--- WRITTEN PROBLEM ---
Can you quote the records below in full, word for word?

▽

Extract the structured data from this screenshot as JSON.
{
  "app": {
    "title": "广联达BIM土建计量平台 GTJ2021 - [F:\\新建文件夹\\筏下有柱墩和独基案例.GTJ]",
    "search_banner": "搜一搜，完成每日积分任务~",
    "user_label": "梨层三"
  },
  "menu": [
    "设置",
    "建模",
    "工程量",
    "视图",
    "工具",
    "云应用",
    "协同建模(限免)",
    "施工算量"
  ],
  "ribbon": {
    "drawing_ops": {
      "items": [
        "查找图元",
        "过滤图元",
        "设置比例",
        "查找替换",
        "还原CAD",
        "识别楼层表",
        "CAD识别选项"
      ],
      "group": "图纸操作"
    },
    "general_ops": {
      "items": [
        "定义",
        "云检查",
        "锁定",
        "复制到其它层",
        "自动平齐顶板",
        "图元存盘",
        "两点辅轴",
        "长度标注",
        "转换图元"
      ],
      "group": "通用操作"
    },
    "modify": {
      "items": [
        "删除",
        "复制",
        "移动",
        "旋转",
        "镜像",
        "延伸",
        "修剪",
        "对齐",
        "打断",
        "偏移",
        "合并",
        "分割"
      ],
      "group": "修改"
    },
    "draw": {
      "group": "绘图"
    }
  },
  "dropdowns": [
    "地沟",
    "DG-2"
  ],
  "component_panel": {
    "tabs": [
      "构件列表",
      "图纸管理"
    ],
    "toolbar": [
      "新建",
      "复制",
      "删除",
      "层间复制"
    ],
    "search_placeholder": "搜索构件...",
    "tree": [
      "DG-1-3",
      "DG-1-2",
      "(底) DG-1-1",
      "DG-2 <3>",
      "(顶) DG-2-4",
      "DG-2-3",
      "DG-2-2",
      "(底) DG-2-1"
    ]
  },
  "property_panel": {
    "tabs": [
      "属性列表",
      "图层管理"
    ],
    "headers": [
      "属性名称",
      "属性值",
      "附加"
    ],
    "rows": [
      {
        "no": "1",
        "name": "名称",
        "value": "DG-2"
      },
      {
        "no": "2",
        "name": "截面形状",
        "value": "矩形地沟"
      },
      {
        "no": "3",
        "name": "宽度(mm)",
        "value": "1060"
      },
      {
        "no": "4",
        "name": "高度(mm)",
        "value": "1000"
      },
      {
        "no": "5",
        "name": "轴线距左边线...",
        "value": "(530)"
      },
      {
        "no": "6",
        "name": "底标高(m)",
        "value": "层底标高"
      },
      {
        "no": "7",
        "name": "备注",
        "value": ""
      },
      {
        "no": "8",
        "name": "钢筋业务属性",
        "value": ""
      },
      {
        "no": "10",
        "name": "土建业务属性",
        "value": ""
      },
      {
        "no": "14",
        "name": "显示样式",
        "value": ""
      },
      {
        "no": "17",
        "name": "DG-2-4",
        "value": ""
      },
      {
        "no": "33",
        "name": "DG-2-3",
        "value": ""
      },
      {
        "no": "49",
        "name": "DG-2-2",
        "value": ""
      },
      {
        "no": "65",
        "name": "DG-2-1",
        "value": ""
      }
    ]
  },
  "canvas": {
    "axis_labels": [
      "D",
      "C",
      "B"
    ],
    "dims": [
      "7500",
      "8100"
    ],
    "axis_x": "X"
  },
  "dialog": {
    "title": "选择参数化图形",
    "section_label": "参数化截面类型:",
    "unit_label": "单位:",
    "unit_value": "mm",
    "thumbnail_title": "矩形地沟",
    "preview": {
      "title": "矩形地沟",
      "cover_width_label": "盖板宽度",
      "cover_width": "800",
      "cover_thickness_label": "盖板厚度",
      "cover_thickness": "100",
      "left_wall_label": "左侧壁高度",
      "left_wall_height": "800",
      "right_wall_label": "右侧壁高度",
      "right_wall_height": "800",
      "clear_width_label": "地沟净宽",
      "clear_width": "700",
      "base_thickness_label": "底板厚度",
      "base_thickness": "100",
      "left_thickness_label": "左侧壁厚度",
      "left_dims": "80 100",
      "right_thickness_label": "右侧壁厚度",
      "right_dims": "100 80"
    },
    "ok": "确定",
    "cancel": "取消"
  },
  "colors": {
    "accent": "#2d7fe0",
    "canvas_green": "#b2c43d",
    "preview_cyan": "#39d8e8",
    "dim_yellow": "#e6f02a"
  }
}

△

--- THE ANSWER ---
Extract the structured data from this screenshot as JSON.
{
  "app": {
    "title": "广联达BIM土建计量平台 GTJ2021 - [F:\\新建文件夹\\筏下有柱墩和独基案例.GTJ]",
    "search_banner": "搜一搜，完成每日积分任务~",
    "user_label": "梨层三"
  },
  "menu": [
    "设置",
    "建模",
    "工程量",
    "视图",
    "工具",
    "云应用",
    "协同建模(限免)",
    "施工算量"
  ],
  "ribbon": {
    "drawing_ops": {
      "items": [
        "查找图元",
        "过滤图元",
        "设置比例",
        "查找替换",
        "还原CAD",
        "识别楼层表",
        "CAD识别选项"
      ],
      "group": "图纸操作"
    },
    "general_ops": {
      "items": [
        "定义",
        "云检查",
        "锁定",
        "复制到其它层",
        "自动平齐顶板",
        "图元存盘",
        "两点辅轴",
        "长度标注",
        "转换图元"
      ],
      "group": "通用操作"
    },
    "modify": {
      "items": [
        "删除",
        "复制",
        "移动",
        "旋转",
        "镜像",
        "延伸",
        "修剪",
        "对齐",
        "打断",
        "偏移",
        "合并",
        "分割"
      ],
      "group": "修改"
    },
    "draw": {
      "group": "绘图"
    }
  },
  "dropdowns": [
    "地沟",
    "DG-2"
  ],
  "component_panel": {
    "tabs": [
      "构件列表",
      "图纸管理"
    ],
    "toolbar": [
      "新建",
      "复制",
      "删除",
      "层间复制"
    ],
    "search_placeholder": "搜索构件...",
    "tree": [
      "DG-1-3",
      "DG-1-2",
      "(底) DG-1-1",
      "DG-2 <3>",
      "(顶) DG-2-4",
      "DG-2-3",
      "DG-2-2",
      "(底) DG-2-1"
    ]
  },
  "property_panel": {
    "tabs": [
      "属性列表",
      "图层管理"
    ],
    "headers": [
      "属性名称",
      "属性值",
      "附加"
    ],
    "rows": [
      {
        "no": "1",
        "name": "名称",
        "value": "DG-2"
      },
      {
        "no": "2",
        "name": "截面形状",
        "value": "矩形地沟"
      },
      {
        "no": "3",
        "name": "宽度(mm)",
        "value": "1060"
      },
      {
        "no": "4",
        "name": "高度(mm)",
        "value": "1000"
      },
      {
        "no": "5",
        "name": "轴线距左边线...",
        "value": "(530)"
      },
      {
        "no": "6",
        "name": "底标高(m)",
        "value": "层底标高"
      },
      {
        "no": "7",
        "name": "备注",
        "value": ""
      },
      {
        "no": "8",
        "name": "钢筋业务属性",
        "value": ""
      },
      {
        "no": "10",
        "name": "土建业务属性",
        "value": ""
      },
      {
        "no": "14",
        "name": "显示样式",
        "value": ""
      },
      {
        "no": "17",
        "name": "DG-2-4",
        "value": ""
      },
      {
        "no": "33",
        "name": "DG-2-3",
        "value": ""
      },
      {
        "no": "49",
        "name": "DG-2-2",
        "value": ""
      },
      {
        "no": "65",
        "name": "DG-2-1",
        "value": ""
      }
    ]
  },
  "canvas": {
    "axis_labels": [
      "D",
      "C",
      "B"
    ],
    "dims": [
      "7500",
      "8100"
    ],
    "axis_x": "X"
  },
  "dialog": {
    "title": "选择参数化图形",
    "section_label": "参数化截面类型:",
    "unit_label": "单位:",
    "unit_value": "mm",
    "thumbnail_title": "矩形地沟",
    "preview": {
      "title": "矩形地沟",
      "cover_width_label": "盖板宽度",
      "cover_width": "800",
      "cover_thickness_label": "盖板厚度",
      "cover_thickness": "100",
      "left_wall_label": "左侧壁高度",
      "left_wall_height": "800",
      "right_wall_label": "右侧壁高度",
      "right_wall_height": "800",
      "clear_width_label": "地沟净宽",
      "clear_width": "700",
      "base_thickness_label": "底板厚度",
      "base_thickness": "100",
      "left_thickness_label": "左侧壁厚度",
      "left_dims": "80 100",
      "right_thickness_label": "右侧壁厚度",
      "right_dims": "100 80"
    },
    "ok": "确定",
    "cancel": "取消"
  },
  "colors": {
    "accent": "#2d7fe0",
    "canvas_green": "#b2c43d",
    "preview_cyan": "#39d8e8",
    "dim_yellow": "#e6f02a"
  }
}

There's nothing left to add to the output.